_Data for this task_
::::::::::
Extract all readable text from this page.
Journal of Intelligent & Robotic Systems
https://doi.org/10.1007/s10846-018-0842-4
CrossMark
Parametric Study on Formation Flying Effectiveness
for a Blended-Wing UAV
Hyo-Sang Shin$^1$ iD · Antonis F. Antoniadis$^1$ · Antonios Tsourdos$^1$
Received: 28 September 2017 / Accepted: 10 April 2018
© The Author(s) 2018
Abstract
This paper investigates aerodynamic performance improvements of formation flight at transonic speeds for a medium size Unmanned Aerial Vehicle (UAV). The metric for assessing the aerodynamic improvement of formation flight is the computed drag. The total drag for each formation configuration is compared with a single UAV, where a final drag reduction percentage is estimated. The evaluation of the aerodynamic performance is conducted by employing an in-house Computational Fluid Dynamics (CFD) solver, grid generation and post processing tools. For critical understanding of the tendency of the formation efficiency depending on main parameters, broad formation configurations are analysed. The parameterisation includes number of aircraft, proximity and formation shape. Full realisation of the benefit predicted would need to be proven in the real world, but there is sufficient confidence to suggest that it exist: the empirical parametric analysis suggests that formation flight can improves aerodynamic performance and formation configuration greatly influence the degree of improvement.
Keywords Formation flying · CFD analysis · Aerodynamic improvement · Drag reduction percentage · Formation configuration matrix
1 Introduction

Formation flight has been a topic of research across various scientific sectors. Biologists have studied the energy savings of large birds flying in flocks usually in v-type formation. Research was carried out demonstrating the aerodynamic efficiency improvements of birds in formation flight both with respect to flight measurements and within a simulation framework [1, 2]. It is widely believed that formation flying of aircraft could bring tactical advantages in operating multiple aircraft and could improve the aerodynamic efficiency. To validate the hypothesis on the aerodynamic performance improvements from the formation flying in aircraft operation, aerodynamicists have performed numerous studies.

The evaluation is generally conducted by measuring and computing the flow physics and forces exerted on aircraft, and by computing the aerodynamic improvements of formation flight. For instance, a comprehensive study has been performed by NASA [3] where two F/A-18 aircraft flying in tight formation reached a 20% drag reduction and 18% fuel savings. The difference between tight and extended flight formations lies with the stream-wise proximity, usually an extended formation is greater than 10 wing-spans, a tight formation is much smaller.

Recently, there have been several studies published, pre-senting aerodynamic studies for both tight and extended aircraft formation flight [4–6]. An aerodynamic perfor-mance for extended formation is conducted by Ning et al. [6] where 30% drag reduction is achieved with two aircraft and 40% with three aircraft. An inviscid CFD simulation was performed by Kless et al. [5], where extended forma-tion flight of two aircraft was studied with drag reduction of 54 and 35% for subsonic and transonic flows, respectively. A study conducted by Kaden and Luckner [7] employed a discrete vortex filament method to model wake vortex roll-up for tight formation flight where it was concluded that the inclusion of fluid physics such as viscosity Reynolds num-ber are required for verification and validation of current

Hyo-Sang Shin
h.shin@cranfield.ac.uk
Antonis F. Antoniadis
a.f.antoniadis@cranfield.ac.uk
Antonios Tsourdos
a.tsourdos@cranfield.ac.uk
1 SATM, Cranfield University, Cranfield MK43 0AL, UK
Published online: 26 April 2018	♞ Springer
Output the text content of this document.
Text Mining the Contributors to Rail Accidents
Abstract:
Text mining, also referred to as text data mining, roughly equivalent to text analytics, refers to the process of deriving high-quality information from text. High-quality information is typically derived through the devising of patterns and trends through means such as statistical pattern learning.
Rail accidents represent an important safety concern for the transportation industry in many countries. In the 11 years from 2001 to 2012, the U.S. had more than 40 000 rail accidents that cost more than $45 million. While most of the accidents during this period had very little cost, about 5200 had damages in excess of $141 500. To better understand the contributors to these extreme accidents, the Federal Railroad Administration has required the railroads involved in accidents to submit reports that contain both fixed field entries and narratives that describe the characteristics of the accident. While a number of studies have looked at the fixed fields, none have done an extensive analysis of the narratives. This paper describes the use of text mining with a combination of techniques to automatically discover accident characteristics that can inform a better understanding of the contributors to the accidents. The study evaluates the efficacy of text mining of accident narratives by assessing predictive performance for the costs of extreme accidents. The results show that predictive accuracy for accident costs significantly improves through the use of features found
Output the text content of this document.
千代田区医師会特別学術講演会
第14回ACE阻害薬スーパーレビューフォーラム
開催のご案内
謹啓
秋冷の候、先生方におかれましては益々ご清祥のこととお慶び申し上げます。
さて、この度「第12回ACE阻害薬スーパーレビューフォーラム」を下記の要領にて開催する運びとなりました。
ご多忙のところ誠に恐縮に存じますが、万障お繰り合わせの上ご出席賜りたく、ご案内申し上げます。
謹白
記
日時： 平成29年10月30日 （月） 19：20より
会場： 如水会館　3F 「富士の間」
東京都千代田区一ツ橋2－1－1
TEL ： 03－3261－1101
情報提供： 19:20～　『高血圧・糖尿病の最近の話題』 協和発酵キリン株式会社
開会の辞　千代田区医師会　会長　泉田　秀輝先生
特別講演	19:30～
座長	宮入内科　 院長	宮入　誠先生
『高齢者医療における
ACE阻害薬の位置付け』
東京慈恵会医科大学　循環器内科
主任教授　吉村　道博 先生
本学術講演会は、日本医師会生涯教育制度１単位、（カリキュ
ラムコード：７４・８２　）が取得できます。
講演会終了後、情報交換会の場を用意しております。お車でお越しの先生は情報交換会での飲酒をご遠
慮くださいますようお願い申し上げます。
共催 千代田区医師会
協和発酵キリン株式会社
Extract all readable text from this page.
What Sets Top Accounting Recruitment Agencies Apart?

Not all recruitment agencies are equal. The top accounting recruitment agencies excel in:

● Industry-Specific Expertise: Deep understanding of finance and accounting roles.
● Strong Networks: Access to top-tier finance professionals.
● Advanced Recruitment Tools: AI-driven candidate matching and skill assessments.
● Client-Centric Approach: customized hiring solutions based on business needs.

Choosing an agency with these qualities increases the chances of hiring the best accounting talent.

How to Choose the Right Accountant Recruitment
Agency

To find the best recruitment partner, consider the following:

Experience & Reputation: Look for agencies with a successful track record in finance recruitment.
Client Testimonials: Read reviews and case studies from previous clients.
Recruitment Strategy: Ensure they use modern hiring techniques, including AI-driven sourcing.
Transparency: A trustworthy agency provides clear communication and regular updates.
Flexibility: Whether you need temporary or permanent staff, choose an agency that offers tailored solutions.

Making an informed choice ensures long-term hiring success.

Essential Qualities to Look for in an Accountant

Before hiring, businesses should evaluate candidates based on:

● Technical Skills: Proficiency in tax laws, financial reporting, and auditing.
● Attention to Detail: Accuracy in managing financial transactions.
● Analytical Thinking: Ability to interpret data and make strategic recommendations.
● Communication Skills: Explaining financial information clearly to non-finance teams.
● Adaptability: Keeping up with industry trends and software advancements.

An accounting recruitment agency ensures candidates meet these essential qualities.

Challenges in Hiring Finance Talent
::::::::::
State the number of lines holding the word "financial" in the listing. Add nothing else.

3